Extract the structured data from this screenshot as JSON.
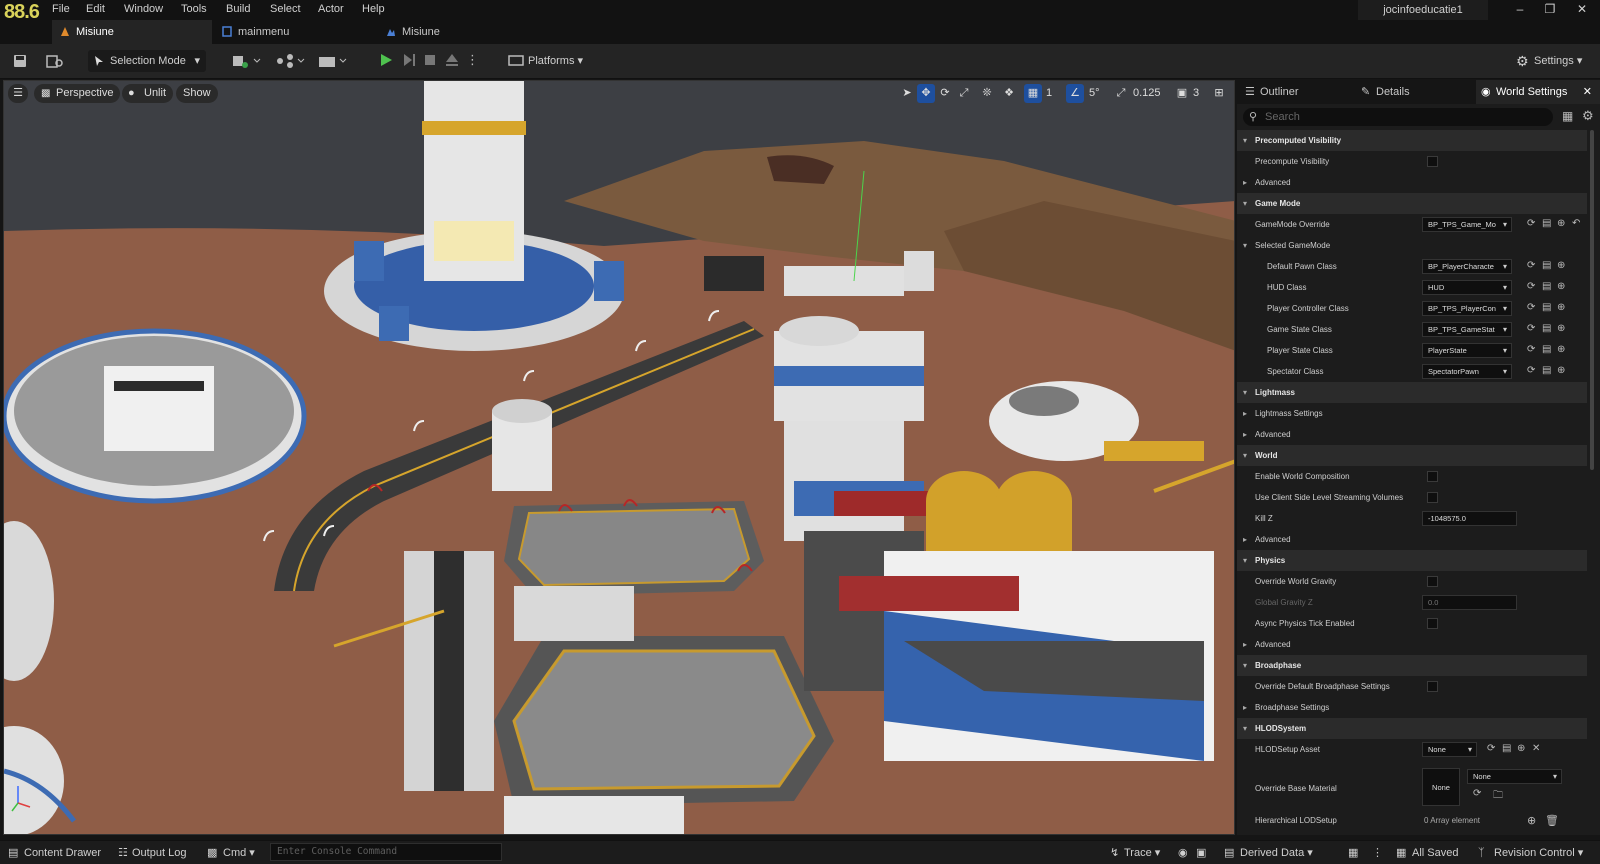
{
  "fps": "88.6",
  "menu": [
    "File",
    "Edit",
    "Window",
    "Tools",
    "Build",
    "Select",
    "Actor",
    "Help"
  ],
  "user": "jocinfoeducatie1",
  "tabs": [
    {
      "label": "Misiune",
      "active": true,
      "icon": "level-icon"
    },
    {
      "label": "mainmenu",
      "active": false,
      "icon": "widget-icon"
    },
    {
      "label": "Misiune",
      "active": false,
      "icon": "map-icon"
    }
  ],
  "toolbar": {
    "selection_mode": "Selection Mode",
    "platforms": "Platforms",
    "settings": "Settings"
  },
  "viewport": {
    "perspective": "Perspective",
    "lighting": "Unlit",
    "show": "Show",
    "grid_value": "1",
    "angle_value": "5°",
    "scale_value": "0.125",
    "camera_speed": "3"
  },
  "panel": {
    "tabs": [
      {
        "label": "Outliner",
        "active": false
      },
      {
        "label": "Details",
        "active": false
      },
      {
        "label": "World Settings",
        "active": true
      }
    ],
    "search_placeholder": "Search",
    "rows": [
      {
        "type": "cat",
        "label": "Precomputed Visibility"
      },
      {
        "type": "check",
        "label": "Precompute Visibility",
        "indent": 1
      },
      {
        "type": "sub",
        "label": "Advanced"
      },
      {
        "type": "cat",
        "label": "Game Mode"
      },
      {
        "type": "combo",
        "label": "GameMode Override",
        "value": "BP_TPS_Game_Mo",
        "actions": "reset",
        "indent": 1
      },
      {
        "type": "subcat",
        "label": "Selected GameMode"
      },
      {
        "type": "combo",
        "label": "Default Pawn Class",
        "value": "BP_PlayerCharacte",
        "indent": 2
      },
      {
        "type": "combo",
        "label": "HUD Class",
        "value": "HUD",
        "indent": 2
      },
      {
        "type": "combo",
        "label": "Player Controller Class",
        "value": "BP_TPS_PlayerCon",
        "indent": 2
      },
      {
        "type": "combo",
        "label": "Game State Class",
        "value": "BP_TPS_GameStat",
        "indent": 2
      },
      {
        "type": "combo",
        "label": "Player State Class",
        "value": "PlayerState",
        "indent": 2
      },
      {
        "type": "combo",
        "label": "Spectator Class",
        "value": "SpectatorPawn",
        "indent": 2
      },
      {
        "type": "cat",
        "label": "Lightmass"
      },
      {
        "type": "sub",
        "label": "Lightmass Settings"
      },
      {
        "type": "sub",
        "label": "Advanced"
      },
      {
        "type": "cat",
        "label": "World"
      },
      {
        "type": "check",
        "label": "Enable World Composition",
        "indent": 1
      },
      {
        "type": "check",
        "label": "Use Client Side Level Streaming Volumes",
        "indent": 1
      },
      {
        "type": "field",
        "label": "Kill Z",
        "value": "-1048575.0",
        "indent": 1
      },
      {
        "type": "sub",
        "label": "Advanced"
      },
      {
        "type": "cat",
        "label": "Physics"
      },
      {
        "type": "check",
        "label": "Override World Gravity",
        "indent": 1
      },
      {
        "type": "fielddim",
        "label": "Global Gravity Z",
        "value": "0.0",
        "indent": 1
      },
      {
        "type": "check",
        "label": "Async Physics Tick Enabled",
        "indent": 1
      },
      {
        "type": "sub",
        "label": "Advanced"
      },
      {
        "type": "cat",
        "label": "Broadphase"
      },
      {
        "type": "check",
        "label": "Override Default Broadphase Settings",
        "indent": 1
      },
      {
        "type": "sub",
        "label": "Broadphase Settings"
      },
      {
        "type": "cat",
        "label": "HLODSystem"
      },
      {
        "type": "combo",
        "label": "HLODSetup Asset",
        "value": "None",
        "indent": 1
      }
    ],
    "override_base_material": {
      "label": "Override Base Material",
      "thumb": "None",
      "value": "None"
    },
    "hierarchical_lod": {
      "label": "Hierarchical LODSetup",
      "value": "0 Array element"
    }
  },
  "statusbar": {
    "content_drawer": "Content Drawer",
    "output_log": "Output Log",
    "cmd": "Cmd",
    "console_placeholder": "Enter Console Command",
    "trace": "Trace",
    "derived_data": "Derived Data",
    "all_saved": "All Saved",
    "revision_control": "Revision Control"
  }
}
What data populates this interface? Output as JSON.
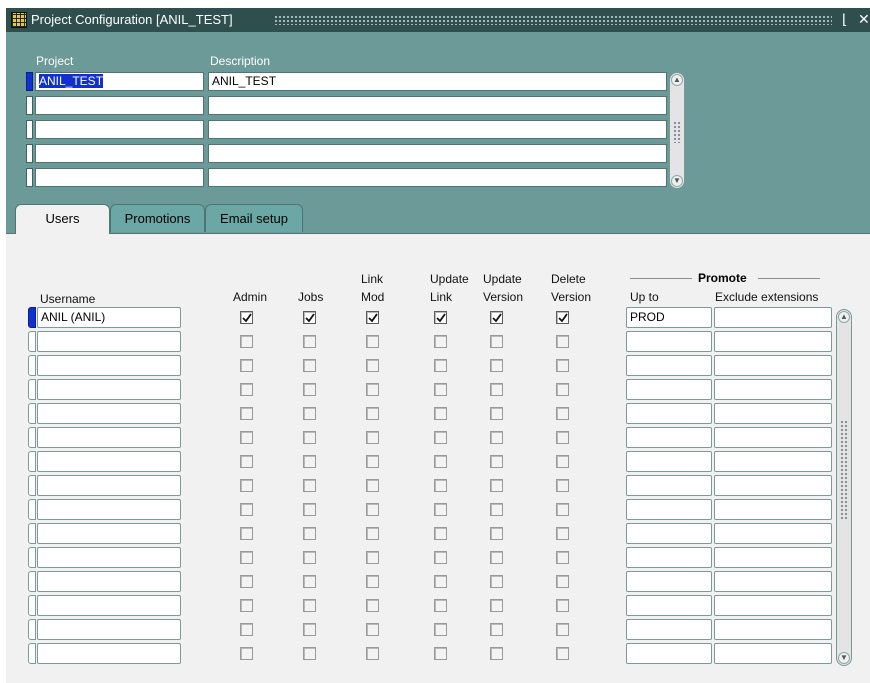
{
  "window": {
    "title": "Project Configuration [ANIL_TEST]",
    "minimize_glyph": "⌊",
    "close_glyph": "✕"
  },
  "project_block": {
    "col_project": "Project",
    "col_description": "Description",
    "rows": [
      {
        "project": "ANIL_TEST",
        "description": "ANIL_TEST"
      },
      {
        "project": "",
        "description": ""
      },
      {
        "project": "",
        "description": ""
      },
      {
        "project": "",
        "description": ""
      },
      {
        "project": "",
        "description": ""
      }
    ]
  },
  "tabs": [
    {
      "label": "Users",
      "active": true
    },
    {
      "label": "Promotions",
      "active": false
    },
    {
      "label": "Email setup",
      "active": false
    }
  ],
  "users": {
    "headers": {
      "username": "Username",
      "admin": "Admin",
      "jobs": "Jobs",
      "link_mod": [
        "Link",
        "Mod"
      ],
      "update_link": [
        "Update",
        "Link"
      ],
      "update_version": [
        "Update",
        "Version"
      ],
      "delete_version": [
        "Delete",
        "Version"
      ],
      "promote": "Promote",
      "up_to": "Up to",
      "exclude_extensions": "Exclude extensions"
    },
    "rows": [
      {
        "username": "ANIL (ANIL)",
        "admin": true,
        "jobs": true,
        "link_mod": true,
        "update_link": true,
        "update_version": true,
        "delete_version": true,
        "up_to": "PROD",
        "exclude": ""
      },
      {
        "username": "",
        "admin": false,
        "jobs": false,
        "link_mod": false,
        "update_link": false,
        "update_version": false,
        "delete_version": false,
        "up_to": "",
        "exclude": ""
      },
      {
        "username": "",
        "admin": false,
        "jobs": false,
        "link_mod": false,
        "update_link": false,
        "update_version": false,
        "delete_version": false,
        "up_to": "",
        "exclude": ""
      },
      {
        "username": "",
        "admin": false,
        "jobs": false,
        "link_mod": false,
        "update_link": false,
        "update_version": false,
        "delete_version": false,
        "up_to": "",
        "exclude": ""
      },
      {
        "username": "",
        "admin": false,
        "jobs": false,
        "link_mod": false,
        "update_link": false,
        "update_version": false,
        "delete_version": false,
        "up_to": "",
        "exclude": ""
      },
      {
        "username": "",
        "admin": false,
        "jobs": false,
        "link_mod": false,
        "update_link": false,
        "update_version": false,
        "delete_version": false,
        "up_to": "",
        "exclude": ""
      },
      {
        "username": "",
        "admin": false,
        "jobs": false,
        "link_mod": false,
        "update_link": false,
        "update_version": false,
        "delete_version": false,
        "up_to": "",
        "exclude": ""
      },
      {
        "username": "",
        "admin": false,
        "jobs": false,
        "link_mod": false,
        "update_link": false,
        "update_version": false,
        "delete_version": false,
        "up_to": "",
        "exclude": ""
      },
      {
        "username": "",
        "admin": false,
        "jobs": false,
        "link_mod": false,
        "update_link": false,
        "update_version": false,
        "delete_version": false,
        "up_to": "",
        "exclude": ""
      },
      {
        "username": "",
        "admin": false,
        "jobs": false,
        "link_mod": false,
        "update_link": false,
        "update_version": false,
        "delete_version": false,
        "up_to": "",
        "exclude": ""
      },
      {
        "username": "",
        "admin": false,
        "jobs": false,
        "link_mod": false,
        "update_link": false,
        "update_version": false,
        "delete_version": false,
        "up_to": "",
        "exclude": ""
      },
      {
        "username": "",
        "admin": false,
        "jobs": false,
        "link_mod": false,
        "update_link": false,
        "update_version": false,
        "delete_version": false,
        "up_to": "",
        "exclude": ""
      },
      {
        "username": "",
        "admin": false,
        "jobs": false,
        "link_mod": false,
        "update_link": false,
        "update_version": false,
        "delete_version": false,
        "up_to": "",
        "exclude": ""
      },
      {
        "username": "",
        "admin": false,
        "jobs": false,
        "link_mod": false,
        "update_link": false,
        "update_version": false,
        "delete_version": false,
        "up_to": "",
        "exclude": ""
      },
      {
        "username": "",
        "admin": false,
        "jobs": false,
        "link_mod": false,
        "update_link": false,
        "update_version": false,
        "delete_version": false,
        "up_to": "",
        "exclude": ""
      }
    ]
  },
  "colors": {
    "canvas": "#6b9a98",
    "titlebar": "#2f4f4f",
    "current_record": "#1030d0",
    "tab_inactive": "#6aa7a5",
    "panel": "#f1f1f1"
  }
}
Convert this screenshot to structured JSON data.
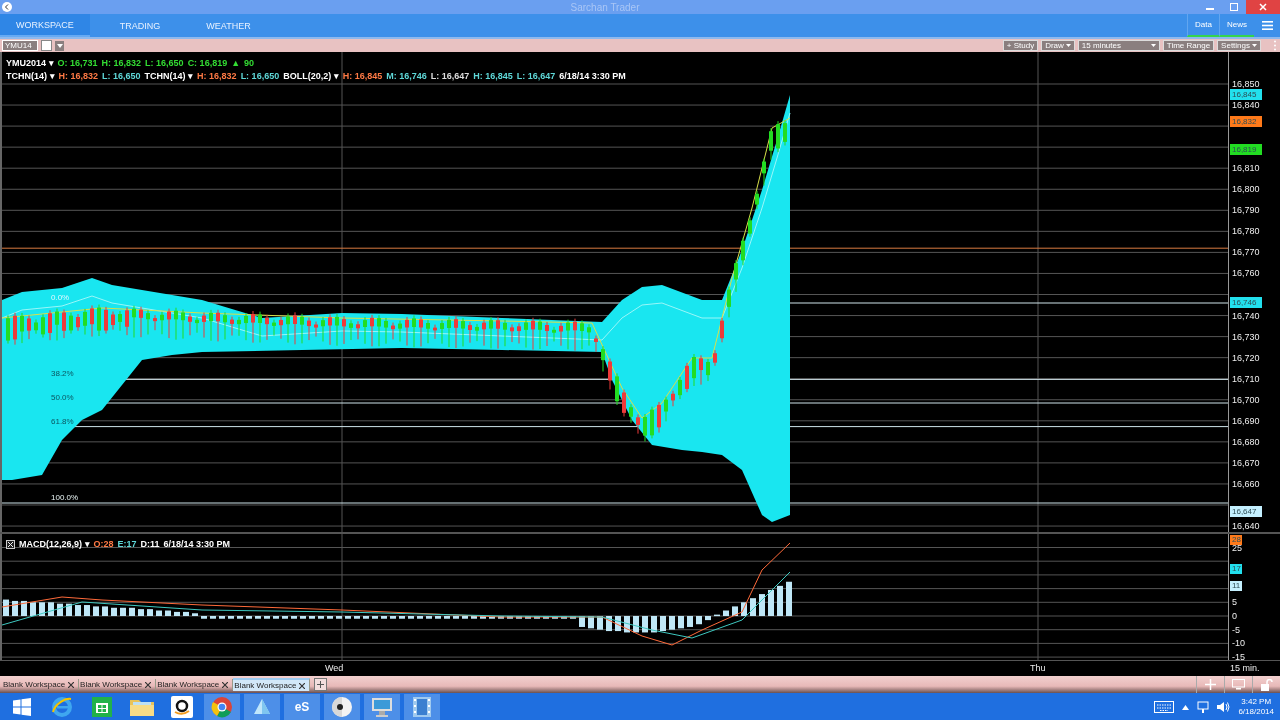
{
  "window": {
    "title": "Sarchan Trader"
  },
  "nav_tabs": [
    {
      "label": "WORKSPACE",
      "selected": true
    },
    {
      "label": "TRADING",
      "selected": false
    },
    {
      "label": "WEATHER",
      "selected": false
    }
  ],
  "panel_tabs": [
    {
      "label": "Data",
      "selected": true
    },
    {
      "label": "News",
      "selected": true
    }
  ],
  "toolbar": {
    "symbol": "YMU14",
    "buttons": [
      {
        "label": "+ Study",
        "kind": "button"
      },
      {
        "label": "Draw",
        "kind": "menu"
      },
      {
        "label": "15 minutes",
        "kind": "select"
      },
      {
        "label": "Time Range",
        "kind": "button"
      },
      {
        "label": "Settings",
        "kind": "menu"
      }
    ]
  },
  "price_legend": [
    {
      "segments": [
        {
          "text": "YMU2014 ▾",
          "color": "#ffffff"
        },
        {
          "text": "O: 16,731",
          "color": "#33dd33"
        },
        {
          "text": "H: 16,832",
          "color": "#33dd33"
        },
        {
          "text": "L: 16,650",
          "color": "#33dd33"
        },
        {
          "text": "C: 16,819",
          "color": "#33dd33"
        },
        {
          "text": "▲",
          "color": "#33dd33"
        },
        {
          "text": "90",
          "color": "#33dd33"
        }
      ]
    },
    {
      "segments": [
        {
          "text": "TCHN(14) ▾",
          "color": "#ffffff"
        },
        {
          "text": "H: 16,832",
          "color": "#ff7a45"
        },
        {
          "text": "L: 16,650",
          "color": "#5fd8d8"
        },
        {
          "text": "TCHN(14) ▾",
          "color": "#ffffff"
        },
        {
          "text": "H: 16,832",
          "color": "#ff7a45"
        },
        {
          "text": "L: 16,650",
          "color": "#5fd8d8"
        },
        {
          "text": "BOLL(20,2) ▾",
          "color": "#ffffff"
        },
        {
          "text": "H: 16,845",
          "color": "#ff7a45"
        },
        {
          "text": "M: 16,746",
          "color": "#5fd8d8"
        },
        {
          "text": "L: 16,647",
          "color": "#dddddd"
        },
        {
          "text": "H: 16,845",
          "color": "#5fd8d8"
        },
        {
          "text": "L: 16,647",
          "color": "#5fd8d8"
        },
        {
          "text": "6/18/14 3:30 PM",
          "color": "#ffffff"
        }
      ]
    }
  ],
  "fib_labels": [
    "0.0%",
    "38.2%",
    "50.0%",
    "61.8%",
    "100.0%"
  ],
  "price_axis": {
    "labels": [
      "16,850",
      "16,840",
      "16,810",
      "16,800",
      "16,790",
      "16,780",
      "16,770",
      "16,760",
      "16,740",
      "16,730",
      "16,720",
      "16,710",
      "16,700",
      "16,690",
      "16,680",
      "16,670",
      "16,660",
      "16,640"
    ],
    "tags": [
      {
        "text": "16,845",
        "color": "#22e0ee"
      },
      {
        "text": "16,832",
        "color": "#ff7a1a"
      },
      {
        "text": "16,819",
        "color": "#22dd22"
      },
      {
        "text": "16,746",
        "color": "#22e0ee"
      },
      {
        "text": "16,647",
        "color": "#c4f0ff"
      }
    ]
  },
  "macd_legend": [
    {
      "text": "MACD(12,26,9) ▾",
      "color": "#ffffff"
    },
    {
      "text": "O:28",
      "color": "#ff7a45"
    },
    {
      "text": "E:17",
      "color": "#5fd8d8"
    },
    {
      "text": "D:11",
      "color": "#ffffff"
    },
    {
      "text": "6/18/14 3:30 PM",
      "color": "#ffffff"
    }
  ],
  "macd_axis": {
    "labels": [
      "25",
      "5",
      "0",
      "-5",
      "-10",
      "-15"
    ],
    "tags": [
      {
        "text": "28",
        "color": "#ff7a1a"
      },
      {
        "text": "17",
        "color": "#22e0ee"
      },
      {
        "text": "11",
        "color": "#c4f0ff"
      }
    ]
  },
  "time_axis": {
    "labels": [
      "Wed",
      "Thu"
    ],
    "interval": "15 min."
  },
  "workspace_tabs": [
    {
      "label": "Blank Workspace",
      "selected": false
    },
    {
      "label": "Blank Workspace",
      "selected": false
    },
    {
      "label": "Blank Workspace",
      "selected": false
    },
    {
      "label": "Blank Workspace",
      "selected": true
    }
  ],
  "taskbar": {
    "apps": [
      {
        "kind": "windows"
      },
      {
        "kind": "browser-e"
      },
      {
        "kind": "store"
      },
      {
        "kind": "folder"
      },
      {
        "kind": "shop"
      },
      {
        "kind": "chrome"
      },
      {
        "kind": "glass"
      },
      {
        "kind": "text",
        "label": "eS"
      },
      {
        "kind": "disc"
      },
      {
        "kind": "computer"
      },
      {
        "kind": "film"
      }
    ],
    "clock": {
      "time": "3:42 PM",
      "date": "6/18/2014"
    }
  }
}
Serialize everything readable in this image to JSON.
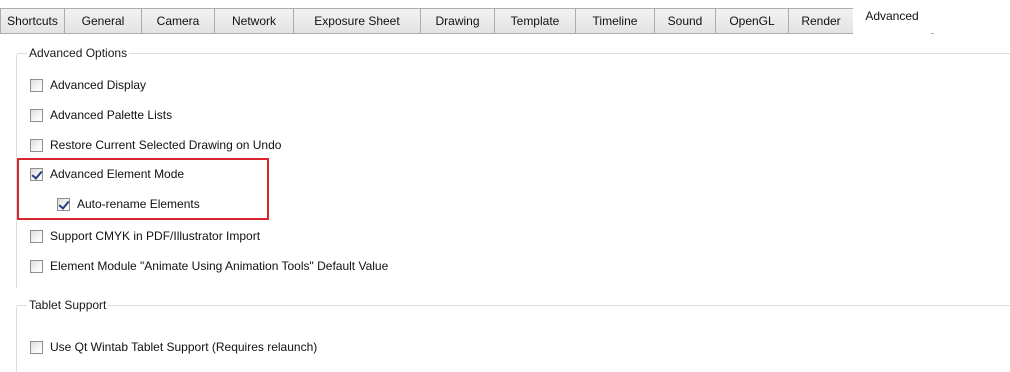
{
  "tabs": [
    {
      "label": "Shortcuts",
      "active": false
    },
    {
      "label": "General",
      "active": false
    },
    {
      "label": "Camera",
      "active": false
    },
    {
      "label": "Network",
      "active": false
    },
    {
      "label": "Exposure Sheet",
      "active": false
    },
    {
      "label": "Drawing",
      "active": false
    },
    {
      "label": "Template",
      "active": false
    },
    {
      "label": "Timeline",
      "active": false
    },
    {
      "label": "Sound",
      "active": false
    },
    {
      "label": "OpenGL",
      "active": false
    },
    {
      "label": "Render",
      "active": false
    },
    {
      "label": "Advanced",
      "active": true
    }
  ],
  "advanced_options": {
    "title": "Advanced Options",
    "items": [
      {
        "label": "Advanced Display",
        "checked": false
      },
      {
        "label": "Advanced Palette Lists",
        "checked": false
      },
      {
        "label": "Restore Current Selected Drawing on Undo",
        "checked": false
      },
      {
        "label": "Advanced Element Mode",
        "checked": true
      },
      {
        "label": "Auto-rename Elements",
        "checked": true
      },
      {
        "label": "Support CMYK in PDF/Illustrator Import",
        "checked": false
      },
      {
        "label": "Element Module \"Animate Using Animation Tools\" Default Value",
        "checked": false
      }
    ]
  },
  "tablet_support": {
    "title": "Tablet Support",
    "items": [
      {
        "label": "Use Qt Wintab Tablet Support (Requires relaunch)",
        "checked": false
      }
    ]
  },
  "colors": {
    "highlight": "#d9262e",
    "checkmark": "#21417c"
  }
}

Problem> Go through the listing above and locate each line that holds the word "Output". Copy those lines.

Final result>
    "output_log": "Output Log",
What data populates this interface? Output as JSON.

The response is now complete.